PASSAGE GIVEN
For Olander (2007), role of stakeholder is critical and creates a significant impact across different stages in the construction project. Wang and Gibson (2010) defined the project as a set of activities with different attributes in each stage of the project life cycle. This study has emphasized that early stages' corrective decisions decrease failures frequencies/severity and wastes. Frödell et al. (2008) stated that the significance of drivers contributing towards project failure varies concerning different stages of the project life cycle and should be categorized according to stakeholders' interests. Wang and Gibson (2010) emphasized that there is a positive correlation between corrective actions taken at the early stage of the project and the projects expected outcomes.

Yao (2016) investigated potential changes in the primary energy consumption based on the construction of a bottom-up technology assessment model. The process and national levels are evaluated based on five emerging technologies for the production of ethylene from natural gas. The findings have shown that state-of-the-art and emerging technologies achieve greenhouse gas (GHG) emission reductions and primary energy. The decisions are developed based on the research and development investment, emissions reduction goals and strategic planning for meeting energy. Hassani et al. (2017) identified the importance of technology and innovation in the petrochemical industry. The study has asserted that the innovation and technological advancement of petrochemical companies are enhanced due to oil price, geopolitics, uncertainty and volatility. Moreover, the study has identified the quantifiable and non-quantifiable impacts of innovation and technology in the petrochemical industry.

A study by Abduljawwad and Almaktoom (2021) explored the challenges that building projects experience that lead them to be delayed. The study concentrated on construction delay reasons as seen by contractors. The study revealed that project cost underestimation, obtaining a municipality permit, completion time underestimation, poor supervision, payment delays, legal issues, lack of communication between parties involved, and instruction delay from owners and consultants are the primary contributors to construction delays. This study concentrated on the elements that cause construction delays and contractors' significant difficulties. Bageis and Alsulamy (2021) observed the significance of project selection by contractors in the Saudi construction sector. The results depicted a significant relationship between the respondents' organizational size and their priority on project selection. In the project selection phase, success variables play a crucial role. Careful project selection is the first step toward the construction company's success; thus, it must be done carefully.

Moreover, Boustani (2021) investigated the impact of risk management on the development of building projects in Saudi Arabia. The current study's findings reveal that risk identification and assessment impact the project's development and success, intended budget and capacity to meet technical requirements. The study also found that responding to risks affects project success, completing the scope of work, finishing on time and reaching quality requirements.

Yun and Jung (2017) evaluated sustainability practices by introducing a phase-based benchmarking framework on industrial facility reports. The study has measured sustainability practices and project characteristics in the benchmarking framework. The results showed that the construction and startup phases are highly based on the sustainability practices. The project delivery method is used to show differences between sustainability practices and industrial facilities at the project briefing level. Thomas (2014) implemented a safety system and management in the petrochemical industry. The study has shown the effectiveness of the safety design system in evaluating safety during the briefing stage based on plant lifecycle activities. The implementation of a safety management system provides reliable perceived intrinsic safety management design approach across different sectors.

PROBLEMS
(a) In the literature review above, which two phases did Yun and Jung (2017) find to be highly based on sustainability practices?
(b) Resume the literature review above, picking up right after its final sentence.

MATERIAL PROVIDED
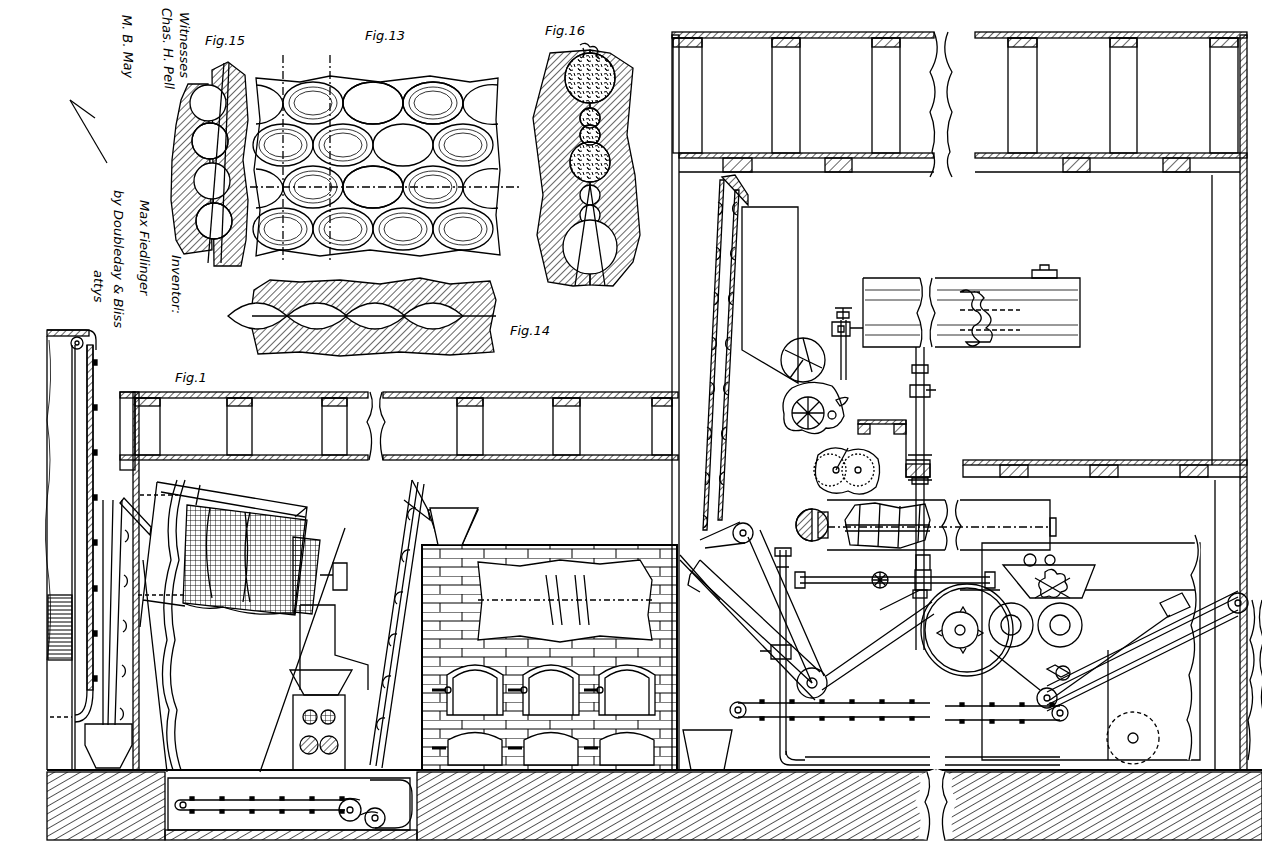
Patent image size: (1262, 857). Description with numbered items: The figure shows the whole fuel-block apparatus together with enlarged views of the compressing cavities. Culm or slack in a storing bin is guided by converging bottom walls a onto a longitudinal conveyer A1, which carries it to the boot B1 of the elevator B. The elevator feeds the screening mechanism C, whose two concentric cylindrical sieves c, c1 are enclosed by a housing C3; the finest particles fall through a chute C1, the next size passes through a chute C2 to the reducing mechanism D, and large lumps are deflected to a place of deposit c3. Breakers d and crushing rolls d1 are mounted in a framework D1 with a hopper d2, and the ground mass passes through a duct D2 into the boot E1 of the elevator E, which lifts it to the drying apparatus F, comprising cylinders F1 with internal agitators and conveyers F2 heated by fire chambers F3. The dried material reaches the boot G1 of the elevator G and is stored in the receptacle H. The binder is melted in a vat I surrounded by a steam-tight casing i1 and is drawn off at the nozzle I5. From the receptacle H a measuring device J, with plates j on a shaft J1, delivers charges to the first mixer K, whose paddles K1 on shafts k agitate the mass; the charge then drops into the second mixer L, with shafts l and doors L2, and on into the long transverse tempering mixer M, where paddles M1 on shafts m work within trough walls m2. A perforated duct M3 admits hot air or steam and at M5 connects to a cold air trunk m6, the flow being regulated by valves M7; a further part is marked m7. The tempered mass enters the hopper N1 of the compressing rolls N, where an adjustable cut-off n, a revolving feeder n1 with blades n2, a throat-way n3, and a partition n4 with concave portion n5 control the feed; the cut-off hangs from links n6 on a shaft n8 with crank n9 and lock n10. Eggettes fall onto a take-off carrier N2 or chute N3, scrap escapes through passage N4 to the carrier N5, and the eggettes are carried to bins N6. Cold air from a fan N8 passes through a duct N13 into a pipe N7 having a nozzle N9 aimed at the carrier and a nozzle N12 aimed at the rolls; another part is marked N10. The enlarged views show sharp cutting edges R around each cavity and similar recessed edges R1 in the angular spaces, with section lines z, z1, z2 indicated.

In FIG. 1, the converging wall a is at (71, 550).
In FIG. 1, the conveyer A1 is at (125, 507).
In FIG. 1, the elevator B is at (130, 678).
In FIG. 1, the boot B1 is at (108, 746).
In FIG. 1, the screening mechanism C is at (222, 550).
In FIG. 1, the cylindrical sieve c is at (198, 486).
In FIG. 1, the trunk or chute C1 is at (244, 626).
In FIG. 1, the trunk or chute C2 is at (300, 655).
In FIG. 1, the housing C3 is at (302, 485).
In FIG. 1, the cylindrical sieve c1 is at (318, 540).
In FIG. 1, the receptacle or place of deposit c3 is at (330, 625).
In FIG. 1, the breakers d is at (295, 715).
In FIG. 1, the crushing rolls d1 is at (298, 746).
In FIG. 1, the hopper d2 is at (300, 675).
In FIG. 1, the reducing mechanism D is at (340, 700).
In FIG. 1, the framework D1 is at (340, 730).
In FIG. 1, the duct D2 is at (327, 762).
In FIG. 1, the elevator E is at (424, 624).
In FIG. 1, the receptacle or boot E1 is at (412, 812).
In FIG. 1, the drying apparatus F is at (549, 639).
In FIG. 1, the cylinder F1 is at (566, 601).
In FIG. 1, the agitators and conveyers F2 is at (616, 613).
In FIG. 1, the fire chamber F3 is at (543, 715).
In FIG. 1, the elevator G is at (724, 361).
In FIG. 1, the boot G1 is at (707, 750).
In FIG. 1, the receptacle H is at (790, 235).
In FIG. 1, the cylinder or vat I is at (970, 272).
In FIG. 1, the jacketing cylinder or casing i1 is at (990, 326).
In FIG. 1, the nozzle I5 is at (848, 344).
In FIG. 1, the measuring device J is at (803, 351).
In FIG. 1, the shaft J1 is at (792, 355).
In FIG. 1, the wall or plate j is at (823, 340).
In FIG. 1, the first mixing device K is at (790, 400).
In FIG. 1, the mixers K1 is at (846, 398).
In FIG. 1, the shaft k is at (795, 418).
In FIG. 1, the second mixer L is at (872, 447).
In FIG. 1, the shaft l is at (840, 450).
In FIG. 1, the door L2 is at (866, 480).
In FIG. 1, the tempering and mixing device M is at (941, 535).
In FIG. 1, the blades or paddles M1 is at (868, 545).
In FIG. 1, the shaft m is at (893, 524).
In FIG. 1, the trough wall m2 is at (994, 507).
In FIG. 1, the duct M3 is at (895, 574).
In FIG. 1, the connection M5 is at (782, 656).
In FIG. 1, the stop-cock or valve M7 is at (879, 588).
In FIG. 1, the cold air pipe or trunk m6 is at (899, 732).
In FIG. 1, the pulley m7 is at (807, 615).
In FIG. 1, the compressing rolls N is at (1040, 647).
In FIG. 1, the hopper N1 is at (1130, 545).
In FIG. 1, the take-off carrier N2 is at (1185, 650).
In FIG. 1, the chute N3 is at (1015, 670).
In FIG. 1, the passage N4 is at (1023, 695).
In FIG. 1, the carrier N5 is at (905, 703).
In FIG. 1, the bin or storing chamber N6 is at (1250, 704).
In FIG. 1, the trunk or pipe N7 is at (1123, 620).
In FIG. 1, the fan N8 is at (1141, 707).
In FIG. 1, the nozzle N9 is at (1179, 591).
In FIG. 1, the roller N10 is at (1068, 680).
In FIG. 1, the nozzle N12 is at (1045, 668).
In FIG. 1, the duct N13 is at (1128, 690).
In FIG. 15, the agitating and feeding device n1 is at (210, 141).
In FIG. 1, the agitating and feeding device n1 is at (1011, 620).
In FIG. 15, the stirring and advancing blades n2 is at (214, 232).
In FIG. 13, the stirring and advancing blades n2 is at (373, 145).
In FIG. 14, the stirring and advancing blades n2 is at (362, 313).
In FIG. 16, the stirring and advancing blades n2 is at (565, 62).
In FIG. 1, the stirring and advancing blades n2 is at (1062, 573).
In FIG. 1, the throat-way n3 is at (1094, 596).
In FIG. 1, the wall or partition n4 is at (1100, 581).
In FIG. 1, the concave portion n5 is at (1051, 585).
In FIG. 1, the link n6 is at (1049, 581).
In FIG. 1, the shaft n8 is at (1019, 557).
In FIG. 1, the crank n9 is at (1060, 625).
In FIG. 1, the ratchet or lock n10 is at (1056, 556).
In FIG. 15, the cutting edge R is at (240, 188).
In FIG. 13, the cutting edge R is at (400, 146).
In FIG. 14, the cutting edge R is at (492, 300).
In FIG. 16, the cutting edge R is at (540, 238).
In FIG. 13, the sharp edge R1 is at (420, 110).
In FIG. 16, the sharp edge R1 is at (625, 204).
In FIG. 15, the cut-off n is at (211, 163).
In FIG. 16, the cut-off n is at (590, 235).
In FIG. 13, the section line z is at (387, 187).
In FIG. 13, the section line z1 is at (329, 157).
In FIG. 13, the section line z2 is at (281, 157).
--
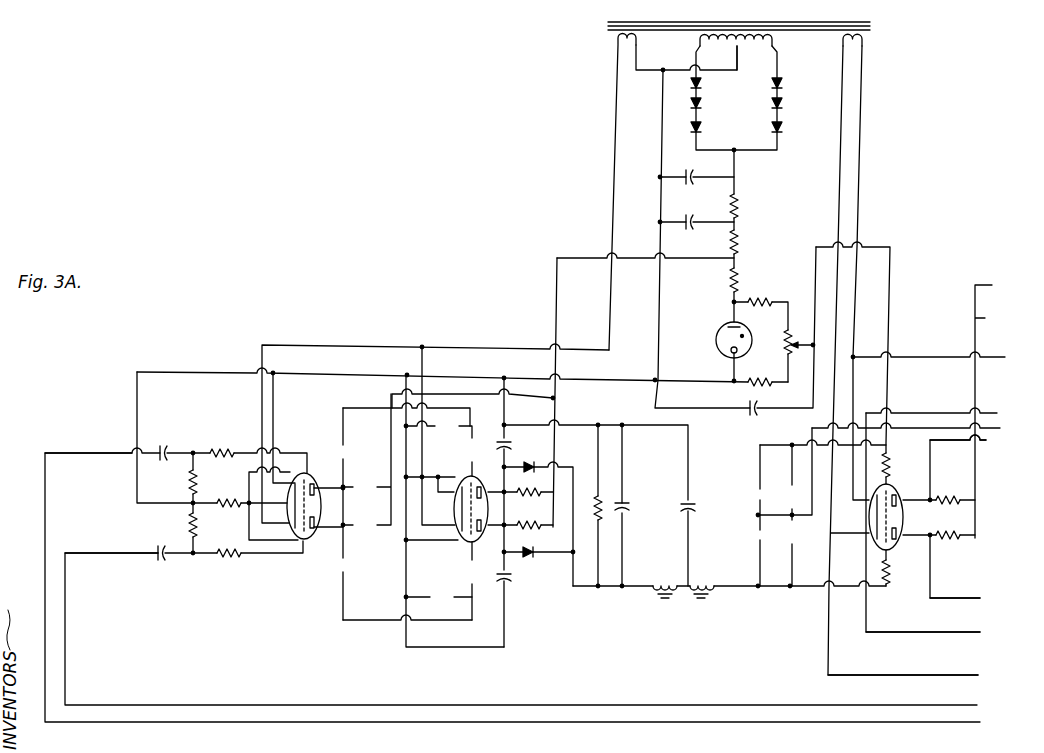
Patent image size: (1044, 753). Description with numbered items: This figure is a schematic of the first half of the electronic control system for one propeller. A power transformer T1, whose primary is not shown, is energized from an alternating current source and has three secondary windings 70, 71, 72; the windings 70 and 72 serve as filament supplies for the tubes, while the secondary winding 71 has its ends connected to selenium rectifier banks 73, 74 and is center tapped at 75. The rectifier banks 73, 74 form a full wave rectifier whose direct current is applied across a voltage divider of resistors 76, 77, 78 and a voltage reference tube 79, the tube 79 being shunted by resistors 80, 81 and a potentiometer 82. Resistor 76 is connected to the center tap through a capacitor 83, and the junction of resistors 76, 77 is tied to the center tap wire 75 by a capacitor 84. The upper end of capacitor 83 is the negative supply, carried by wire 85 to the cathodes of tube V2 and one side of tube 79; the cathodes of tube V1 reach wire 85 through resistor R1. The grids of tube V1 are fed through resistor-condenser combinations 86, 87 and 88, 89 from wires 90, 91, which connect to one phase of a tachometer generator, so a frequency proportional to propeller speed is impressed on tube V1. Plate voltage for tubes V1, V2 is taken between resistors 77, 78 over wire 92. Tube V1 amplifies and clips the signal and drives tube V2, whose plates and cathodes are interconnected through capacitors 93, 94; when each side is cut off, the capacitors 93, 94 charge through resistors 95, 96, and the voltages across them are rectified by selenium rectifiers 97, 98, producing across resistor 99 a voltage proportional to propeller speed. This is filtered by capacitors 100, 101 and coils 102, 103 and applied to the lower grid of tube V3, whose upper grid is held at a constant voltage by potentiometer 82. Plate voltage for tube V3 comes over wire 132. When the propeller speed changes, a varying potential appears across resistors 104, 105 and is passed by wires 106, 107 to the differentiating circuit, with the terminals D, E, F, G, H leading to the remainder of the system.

RESULTS FOR EACH TASK
(a) The construction and startup phases.

(b)
Similarly, in the case of Middle Eastern countries, 28 most important causes of construction projects failures were identified by Odeh and Battaineh (2002) from the viewpoint of contractors and consultants in Jordan. The authors have gathered these factors into ten most important causes of failures: owner interference, inadequate contractor experience, financing and payments, labor productivity, slow decision-making, improper planning, contractor management shortage in materials, unrealistic imposed contract duration and subcontractors. In another research by Sweis et al. (2008), financial difficulties by contractors, too many changes in orders by the owners, poor planning and scheduling of the projects and shortage of manpower were the most important causes. In the construction industry of United Arab Emirates (UAE), Faridi and El-Sayegh (2006) investigated construction project failure, where top ten causes were identified: preparation and approval of drawings, failures in owner's decision-making process, inadequate project planning, insufficient skills, and productivity through manpower, the conflict between contractors and the consultants, lack of communication and coordination between the parties involved in construction (contractor–subcontractor–consultant–owner). Likewise, Damoah and Kumi (2018) found top ten factors responsible for the failure of Ghanaian Government construction projects: political interferences, failures in payment, partisan politics, bureaucracy, corruption, poor supervision, lack of commitment by project leaders, poor planning, starting more projects than the government can fund and change in government. However, the failure factors were classified into four groups which were ordered respectively according to their importance and include leadership, management, and administrative practices, resources and external forces.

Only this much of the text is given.